— BEGIN MATERIAL TO PROCESS —

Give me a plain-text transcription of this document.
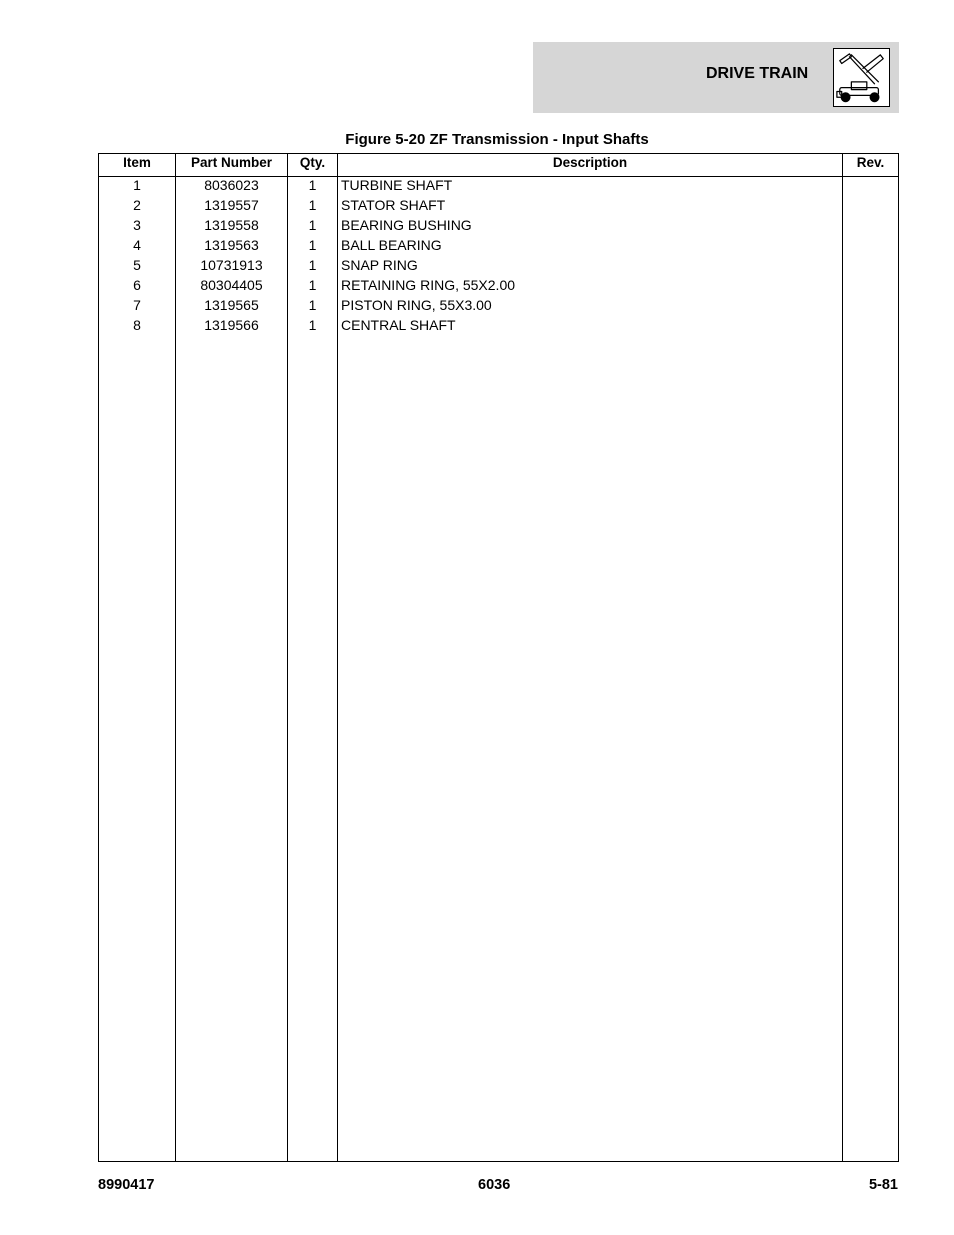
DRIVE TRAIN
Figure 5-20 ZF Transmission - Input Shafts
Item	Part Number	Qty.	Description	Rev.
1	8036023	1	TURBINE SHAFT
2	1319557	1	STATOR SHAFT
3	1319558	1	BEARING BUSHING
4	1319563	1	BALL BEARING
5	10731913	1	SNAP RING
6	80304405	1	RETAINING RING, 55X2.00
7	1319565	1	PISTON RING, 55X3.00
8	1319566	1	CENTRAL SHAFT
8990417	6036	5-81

— END MATERIAL TO PROCESS —
— BEGIN MATERIAL TO PROCESS —

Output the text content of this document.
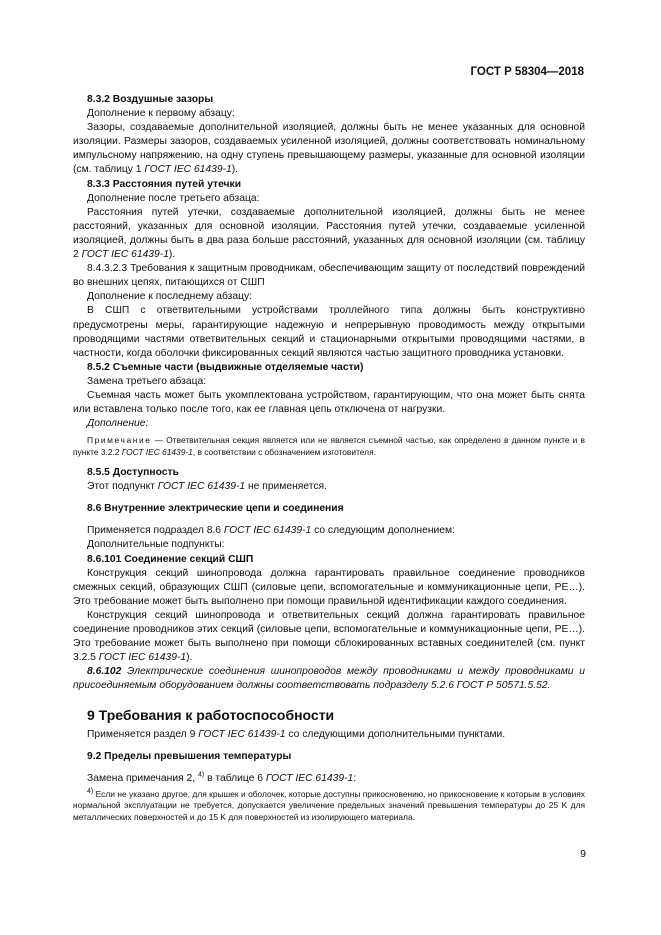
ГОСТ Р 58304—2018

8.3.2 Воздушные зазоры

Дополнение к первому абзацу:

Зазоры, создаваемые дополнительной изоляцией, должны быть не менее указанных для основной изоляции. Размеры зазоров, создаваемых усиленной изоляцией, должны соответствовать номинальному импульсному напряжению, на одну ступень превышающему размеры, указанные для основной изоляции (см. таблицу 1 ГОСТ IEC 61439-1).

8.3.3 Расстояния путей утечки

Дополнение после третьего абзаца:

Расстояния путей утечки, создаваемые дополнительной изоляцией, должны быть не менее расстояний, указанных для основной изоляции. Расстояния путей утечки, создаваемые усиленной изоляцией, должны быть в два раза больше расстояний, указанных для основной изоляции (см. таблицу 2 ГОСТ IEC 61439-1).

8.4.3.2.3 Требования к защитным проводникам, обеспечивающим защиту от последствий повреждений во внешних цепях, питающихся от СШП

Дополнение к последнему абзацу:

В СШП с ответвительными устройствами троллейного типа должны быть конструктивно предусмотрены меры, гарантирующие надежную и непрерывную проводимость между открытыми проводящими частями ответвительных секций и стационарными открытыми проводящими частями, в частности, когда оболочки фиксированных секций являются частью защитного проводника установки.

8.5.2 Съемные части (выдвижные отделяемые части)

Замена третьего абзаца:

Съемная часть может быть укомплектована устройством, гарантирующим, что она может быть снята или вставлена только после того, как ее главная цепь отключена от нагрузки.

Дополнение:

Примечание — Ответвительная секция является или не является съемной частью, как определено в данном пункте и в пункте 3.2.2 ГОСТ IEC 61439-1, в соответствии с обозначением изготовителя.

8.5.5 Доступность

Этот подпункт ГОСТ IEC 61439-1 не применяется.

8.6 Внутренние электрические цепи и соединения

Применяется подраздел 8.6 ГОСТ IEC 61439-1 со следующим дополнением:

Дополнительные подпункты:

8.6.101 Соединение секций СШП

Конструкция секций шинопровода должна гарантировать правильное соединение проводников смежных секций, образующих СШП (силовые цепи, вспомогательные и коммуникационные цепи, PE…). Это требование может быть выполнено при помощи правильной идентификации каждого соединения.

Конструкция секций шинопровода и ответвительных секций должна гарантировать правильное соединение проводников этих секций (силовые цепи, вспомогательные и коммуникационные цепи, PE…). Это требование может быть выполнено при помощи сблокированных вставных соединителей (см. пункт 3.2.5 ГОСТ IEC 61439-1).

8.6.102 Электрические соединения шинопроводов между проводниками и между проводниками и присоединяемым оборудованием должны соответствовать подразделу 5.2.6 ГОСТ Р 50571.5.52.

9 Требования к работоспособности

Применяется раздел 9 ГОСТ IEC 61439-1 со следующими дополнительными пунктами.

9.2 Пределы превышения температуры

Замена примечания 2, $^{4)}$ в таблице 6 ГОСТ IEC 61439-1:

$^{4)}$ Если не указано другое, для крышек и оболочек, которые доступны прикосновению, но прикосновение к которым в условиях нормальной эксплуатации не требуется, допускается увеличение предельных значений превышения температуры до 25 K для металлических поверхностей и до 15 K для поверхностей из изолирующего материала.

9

— END MATERIAL TO PROCESS —
— BEGIN MATERIAL TO PROCESS —

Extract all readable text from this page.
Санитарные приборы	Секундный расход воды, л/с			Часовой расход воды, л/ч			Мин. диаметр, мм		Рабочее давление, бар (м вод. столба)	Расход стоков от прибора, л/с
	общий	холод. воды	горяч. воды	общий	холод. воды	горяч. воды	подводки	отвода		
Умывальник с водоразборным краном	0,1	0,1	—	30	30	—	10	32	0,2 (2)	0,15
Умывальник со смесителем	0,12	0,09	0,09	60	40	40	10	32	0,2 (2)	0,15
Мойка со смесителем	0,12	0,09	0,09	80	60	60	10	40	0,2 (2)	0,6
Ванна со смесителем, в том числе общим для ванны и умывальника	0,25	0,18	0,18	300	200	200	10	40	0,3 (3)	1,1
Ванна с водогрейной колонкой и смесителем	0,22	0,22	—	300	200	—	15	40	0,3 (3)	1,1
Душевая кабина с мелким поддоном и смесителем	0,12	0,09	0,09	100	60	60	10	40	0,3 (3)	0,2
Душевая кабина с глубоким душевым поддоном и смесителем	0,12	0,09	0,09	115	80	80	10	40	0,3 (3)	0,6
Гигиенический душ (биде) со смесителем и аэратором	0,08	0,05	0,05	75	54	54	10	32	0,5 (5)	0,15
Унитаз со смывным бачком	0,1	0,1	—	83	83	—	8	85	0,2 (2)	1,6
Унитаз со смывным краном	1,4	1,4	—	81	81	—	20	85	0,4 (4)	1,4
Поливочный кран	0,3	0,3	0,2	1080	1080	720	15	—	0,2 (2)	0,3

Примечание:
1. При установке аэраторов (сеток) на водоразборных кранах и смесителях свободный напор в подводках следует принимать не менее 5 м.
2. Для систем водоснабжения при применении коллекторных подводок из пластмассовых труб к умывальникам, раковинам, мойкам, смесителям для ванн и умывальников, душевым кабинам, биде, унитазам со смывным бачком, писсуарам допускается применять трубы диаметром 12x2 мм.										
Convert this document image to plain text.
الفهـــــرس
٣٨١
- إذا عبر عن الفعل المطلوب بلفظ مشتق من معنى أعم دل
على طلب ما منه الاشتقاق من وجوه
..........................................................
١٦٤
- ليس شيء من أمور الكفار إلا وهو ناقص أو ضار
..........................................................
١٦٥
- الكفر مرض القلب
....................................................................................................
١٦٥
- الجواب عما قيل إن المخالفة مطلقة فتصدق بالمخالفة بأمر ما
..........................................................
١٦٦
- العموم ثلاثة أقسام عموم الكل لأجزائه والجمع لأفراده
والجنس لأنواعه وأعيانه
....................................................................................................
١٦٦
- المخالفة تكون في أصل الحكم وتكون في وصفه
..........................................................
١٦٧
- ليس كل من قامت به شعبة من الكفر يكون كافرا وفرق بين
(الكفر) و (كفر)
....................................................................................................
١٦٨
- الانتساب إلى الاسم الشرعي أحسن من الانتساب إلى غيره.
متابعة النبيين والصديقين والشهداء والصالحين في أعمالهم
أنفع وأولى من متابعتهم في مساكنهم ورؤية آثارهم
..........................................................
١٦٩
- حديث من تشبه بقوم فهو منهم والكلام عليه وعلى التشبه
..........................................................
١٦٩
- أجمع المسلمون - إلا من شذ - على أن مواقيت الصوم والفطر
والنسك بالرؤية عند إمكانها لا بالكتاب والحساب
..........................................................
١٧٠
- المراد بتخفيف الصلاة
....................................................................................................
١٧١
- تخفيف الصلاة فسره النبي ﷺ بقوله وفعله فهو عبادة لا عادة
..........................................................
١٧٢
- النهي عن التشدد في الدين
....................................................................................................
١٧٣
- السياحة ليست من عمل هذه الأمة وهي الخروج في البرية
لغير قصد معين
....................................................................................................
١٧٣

— END MATERIAL TO PROCESS —

## WORK TO DO
Lines in the records that hold the word "вспомогательные" are to be counted; give only the total.

## THE COMPLETED TASK
2